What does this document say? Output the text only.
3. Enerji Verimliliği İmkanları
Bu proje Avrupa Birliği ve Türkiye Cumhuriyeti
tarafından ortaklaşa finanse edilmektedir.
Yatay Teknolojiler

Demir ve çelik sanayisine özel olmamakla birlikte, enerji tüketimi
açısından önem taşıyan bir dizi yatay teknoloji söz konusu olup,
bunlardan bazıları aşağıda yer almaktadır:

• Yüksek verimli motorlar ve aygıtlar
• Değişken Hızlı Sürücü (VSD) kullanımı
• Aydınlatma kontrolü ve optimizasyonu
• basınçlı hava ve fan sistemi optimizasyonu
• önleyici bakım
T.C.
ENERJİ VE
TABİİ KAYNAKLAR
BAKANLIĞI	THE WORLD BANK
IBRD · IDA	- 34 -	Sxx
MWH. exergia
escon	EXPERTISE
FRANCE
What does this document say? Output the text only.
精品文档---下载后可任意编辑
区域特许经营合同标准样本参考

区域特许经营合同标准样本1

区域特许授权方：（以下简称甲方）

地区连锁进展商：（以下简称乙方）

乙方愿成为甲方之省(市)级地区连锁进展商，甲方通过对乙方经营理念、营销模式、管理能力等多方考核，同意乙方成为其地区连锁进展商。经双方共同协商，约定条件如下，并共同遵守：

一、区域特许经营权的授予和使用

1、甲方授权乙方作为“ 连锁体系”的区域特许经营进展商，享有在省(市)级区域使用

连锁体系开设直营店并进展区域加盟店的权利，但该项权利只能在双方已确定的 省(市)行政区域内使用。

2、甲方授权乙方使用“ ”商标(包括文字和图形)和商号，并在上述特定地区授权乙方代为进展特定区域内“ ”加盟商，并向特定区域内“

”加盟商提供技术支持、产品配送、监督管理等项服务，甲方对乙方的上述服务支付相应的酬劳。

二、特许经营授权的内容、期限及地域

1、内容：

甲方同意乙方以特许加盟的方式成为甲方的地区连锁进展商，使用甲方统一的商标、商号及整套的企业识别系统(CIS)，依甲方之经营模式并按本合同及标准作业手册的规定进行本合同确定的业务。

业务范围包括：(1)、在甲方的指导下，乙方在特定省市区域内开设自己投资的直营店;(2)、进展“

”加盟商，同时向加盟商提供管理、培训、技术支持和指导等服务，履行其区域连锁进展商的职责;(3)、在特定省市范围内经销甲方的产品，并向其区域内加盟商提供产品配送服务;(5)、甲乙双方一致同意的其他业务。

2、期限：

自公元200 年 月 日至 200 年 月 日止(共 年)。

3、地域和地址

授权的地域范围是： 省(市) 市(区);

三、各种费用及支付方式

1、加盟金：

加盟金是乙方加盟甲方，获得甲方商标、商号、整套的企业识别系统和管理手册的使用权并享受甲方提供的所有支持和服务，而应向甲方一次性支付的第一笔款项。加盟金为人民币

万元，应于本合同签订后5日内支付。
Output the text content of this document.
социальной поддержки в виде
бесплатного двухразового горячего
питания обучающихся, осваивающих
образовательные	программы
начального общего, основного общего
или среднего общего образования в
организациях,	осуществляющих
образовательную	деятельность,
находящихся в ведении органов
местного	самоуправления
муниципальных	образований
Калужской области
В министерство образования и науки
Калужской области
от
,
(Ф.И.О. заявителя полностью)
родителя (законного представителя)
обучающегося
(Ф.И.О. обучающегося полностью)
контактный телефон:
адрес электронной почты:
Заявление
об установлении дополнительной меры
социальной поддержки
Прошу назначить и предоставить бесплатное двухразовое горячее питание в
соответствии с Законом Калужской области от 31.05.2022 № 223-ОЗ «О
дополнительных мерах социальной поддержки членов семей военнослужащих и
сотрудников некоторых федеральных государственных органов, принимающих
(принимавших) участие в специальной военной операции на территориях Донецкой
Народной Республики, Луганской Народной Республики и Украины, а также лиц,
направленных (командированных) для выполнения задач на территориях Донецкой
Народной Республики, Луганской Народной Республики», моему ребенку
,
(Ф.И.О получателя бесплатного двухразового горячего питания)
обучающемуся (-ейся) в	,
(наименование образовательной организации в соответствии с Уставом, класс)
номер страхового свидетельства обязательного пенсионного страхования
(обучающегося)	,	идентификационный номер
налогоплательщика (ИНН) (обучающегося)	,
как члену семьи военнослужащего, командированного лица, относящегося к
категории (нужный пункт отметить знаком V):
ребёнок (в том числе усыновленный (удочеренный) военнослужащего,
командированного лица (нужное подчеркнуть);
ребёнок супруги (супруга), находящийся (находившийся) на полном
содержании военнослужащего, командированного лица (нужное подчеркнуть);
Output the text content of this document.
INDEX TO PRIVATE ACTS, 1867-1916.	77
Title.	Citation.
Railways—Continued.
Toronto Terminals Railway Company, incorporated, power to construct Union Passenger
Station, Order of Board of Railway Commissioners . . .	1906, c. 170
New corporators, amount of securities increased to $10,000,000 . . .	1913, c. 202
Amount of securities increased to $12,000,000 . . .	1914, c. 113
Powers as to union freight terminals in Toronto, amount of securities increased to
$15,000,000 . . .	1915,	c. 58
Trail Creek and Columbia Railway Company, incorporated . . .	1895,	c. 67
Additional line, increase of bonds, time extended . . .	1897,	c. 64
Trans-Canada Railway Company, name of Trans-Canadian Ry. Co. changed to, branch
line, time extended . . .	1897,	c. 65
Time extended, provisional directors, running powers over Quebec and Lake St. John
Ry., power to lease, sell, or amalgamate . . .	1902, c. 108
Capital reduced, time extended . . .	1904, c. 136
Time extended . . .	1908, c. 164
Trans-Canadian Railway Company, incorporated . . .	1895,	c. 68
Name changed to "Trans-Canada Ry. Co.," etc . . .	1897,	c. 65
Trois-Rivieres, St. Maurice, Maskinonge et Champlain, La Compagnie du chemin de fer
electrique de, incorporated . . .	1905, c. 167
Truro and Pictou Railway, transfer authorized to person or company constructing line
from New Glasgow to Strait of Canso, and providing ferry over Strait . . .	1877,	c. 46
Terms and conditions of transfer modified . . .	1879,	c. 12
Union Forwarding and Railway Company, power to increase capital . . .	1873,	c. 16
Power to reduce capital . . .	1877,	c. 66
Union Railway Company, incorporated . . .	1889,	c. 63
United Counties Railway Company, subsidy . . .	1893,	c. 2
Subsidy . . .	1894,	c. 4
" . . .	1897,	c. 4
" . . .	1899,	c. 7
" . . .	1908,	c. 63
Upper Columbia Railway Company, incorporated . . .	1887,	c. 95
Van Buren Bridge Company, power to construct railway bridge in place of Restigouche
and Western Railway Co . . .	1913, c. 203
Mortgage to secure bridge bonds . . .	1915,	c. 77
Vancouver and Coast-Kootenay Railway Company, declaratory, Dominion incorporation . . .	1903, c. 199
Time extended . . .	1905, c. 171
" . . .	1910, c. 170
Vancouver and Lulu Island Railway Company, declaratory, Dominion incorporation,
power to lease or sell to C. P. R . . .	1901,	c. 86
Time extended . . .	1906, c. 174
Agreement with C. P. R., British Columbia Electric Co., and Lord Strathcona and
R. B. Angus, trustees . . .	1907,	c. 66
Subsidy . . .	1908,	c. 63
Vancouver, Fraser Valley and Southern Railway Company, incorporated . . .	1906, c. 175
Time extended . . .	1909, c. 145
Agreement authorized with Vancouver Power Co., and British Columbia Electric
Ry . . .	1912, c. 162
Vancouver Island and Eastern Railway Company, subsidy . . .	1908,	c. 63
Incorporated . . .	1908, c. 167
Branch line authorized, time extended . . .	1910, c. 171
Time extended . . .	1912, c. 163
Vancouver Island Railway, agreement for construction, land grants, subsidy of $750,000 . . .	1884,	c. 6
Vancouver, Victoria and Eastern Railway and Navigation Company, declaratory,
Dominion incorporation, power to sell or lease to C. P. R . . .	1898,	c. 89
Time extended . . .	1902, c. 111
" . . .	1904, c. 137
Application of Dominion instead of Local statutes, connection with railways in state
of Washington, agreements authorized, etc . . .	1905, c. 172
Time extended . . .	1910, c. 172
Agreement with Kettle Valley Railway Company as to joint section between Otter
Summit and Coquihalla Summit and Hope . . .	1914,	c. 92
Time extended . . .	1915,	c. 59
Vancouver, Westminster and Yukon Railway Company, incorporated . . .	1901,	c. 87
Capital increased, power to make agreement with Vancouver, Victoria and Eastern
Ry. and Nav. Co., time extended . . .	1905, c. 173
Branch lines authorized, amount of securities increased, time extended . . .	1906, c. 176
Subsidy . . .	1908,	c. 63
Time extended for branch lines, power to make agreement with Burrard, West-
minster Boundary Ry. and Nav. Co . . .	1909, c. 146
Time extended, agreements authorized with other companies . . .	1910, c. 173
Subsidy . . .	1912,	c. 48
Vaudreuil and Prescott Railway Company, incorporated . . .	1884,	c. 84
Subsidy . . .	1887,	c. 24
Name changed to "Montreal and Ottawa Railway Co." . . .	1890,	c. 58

··········

Gather each line of the listing containing the word "authorized" and show it.

Exercise result =
Truro and Pictou Railway, transfer authorized to person or company constructing line
Agreement authorized with Vancouver Power Co., and British Columbia Electric
Branch line authorized, time extended . . .	1910, c. 171
of Washington, agreements authorized, etc . . .	1905, c. 172
Branch lines authorized, amount of securities increased, time extended . . .	1906, c. 176
Time extended, agreements authorized with other companies . . .	1910, c. 173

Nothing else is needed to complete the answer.